Each line that holds the word "true" counts once. Give the total number of such lines and nothing else.

■ ■ ■ ■

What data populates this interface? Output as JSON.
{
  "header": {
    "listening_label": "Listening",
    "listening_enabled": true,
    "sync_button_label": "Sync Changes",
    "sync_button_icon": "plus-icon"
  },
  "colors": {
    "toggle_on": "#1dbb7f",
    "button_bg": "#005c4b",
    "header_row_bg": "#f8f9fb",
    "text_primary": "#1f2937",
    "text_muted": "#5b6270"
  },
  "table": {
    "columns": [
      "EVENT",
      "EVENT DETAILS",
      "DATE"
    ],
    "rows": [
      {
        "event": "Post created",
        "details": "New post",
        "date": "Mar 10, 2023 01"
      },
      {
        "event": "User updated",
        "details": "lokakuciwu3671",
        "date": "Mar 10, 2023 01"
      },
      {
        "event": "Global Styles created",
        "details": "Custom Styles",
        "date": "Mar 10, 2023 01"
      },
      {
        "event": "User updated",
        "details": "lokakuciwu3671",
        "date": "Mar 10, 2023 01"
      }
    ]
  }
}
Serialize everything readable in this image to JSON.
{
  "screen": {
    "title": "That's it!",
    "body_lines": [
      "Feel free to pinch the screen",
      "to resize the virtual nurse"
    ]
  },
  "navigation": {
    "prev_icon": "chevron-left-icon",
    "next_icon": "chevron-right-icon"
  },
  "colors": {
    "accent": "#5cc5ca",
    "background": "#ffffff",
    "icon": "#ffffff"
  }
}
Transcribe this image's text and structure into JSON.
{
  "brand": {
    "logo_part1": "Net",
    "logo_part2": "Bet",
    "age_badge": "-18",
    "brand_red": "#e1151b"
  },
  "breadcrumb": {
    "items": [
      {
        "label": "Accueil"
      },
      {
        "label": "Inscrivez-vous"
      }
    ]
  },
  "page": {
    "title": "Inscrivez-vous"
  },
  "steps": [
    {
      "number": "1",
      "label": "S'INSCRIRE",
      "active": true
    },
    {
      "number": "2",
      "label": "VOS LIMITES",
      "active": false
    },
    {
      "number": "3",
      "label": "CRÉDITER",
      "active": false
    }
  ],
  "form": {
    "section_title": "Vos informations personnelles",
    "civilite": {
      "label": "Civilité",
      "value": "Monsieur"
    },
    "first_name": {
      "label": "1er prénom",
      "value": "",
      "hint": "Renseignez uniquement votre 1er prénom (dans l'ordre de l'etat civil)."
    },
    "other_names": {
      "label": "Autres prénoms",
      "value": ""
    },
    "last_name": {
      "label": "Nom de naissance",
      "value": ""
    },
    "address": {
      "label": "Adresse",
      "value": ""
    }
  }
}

■ ■ ■ ■

**Answer to this problem**: 2